(Stored data)
+ + +

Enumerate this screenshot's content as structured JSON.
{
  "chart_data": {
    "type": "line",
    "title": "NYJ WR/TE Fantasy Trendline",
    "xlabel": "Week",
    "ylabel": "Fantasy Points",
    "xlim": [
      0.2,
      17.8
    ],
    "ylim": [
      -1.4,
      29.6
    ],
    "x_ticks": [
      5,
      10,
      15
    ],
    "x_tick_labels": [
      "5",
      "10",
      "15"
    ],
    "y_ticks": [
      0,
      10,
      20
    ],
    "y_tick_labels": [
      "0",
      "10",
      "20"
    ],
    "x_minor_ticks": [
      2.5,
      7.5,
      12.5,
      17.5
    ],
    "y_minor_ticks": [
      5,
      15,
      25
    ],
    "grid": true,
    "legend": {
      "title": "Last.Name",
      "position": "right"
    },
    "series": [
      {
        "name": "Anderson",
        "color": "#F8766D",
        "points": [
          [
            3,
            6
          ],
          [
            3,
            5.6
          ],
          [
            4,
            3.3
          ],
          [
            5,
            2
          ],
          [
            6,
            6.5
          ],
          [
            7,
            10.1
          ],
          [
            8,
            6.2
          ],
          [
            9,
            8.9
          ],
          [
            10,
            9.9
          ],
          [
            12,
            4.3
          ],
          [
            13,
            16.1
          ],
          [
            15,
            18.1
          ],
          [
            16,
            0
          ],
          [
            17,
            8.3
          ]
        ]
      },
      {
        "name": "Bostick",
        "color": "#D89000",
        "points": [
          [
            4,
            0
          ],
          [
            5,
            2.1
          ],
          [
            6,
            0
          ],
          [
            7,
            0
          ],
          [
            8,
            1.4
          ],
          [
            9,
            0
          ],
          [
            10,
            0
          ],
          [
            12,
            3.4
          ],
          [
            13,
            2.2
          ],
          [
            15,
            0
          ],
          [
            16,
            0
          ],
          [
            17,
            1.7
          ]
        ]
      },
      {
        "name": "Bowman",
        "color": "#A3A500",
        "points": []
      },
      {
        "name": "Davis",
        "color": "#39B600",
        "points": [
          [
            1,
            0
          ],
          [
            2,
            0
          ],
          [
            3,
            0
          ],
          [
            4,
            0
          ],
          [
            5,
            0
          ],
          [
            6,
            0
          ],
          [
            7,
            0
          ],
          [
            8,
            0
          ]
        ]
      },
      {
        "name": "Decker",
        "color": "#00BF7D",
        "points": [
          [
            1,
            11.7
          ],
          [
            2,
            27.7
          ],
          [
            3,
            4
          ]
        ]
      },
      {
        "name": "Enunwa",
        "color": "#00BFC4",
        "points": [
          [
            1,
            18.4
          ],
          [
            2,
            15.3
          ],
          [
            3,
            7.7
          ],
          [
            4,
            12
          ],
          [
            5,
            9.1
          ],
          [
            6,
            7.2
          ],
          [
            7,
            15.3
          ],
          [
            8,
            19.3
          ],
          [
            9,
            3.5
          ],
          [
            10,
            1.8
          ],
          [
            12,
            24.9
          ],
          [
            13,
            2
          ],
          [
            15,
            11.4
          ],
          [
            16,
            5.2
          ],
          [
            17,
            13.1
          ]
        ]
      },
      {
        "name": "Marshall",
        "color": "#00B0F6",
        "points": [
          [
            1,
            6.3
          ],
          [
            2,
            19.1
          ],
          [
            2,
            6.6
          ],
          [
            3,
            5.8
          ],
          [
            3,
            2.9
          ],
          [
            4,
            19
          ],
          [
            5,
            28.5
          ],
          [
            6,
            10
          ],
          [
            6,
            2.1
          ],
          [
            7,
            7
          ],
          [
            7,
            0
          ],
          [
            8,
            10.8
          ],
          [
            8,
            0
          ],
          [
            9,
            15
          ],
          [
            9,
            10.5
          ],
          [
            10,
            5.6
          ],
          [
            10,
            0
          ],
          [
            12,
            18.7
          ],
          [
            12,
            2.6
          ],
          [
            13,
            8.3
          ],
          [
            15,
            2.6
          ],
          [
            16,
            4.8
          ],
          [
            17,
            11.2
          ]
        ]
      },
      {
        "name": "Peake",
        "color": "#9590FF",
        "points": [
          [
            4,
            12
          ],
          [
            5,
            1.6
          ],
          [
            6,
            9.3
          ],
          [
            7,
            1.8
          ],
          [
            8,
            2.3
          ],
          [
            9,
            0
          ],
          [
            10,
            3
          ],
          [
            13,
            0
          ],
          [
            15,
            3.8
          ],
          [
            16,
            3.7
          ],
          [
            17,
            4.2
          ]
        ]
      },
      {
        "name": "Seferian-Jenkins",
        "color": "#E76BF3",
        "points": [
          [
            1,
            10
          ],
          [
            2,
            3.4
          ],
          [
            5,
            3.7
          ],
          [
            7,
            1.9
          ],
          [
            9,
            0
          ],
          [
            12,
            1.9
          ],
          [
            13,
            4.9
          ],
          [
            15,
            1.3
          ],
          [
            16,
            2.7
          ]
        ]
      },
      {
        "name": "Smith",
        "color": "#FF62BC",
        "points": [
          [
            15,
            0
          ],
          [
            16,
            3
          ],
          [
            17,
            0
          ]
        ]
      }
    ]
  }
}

+ + +

> [WHAT IS EXPECTED] From the entries, copy out each line containing the word "Fantasy".

> [EXERCISE SOLUTION]
    "title": "NYJ WR/TE Fantasy Trendline",
    "ylabel": "Fantasy Points",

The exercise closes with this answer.